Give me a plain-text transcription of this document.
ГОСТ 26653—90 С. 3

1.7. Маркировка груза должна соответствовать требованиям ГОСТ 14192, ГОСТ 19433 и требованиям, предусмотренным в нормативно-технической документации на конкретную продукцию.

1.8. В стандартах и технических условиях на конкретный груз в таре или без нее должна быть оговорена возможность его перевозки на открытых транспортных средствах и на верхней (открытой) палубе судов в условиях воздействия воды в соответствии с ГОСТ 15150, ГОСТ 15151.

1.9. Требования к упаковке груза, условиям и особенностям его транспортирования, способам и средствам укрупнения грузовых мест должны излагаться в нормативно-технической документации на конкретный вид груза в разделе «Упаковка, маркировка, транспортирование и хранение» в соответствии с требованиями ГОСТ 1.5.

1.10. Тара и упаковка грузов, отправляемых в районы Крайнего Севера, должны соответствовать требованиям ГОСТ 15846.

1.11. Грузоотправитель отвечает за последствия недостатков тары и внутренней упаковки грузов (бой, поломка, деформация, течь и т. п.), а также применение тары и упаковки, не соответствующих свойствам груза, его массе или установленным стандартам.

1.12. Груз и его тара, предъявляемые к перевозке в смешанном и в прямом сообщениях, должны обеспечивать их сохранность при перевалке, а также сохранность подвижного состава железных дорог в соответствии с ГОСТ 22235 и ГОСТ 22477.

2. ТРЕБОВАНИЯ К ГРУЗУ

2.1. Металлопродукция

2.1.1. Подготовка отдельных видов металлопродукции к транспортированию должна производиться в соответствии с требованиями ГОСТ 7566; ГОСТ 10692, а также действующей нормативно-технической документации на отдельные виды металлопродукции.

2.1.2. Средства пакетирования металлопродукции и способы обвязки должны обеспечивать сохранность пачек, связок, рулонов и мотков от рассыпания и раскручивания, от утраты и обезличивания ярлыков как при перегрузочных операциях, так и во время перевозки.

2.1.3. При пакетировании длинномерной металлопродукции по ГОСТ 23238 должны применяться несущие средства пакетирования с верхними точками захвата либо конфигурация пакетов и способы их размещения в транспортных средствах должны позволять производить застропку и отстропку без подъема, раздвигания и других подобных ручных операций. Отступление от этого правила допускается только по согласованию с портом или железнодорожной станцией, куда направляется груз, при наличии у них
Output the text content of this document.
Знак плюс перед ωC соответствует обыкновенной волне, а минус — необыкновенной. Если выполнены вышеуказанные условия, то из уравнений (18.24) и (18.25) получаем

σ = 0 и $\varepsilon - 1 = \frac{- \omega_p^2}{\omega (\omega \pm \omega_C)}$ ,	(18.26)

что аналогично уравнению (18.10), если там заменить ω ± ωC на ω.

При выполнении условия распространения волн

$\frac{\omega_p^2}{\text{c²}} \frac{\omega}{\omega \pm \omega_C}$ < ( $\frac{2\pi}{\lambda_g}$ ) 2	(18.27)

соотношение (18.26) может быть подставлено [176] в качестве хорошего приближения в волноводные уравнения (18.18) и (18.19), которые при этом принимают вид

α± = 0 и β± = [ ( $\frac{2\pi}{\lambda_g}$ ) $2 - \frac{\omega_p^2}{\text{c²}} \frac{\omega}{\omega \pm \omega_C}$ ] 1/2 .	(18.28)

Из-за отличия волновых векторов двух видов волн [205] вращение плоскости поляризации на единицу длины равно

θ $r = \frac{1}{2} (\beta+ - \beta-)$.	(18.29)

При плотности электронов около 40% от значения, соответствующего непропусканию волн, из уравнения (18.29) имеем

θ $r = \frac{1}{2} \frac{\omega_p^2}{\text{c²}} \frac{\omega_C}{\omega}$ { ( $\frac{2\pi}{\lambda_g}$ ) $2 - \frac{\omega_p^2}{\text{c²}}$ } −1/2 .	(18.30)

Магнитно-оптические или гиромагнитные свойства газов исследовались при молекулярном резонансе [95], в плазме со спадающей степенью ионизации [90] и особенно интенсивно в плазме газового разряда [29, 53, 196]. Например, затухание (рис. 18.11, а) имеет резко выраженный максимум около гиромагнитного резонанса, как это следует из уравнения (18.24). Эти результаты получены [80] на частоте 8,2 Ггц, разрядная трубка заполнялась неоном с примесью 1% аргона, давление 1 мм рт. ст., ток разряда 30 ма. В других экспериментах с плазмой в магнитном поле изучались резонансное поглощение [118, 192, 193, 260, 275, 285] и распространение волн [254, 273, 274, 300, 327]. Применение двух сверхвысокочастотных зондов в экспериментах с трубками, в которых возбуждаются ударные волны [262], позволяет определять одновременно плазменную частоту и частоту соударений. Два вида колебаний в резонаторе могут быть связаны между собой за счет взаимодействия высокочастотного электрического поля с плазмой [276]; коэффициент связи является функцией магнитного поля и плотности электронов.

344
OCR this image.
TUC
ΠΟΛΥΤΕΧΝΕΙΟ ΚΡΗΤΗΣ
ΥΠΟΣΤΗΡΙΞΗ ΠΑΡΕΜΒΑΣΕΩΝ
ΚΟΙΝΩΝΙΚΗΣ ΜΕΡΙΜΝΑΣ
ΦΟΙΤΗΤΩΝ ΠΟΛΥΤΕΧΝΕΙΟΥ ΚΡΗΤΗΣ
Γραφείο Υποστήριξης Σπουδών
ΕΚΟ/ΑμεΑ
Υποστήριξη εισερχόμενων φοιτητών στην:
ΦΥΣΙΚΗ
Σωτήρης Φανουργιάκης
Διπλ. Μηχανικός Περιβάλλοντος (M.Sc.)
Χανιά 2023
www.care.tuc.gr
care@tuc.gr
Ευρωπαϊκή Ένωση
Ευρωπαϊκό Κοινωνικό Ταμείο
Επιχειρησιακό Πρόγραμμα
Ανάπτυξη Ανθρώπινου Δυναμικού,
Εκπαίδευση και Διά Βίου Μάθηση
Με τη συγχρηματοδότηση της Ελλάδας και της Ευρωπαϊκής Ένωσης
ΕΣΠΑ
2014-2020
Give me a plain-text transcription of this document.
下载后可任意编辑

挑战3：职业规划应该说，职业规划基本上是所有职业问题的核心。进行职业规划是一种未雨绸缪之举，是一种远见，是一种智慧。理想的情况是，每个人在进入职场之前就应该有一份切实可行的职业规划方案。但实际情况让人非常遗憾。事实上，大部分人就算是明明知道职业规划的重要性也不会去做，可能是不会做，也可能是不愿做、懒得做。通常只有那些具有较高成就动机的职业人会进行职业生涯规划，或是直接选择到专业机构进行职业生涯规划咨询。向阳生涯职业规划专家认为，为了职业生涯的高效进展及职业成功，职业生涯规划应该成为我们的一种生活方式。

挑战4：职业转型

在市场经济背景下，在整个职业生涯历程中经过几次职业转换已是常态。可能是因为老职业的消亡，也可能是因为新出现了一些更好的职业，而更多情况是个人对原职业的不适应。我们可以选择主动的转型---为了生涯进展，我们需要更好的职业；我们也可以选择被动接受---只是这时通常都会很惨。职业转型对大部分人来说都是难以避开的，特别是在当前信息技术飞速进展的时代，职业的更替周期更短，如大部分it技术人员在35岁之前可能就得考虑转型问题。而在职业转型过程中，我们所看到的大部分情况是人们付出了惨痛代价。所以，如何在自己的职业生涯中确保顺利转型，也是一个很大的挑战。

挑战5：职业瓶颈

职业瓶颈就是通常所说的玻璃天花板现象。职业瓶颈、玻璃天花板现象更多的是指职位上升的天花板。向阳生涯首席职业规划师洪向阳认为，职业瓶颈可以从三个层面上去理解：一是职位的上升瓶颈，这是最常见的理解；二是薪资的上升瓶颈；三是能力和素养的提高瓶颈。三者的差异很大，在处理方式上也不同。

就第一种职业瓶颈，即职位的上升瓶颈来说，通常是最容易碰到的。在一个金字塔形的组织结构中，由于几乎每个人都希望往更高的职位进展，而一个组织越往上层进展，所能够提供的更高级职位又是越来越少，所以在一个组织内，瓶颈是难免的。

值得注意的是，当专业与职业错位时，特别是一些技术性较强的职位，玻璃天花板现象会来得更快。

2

-=-=-

Task instructions:
Find the string "также" in the records, then copy each line where it occurs.

Response to the task:
1.11. Грузоотправитель отвечает за последствия недостатков тары и внутренней упаковки грузов (бой, поломка, деформация, течь и т. п.), а также применение тары и упаковки, не соответствующих свойствам груза, его массе или установленным стандартам.
1.12. Груз и его тара, предъявляемые к перевозке в смешанном и в прямом сообщениях, должны обеспечивать их сохранность при перевалке, а также сохранность подвижного состава железных дорог в соответствии с ГОСТ 22235 и ГОСТ 22477.
2.1.1. Подготовка отдельных видов металлопродукции к транспортированию должна производиться в соответствии с требованиями ГОСТ 7566; ГОСТ 10692, а также действующей нормативно-технической документации на отдельные виды металлопродукции.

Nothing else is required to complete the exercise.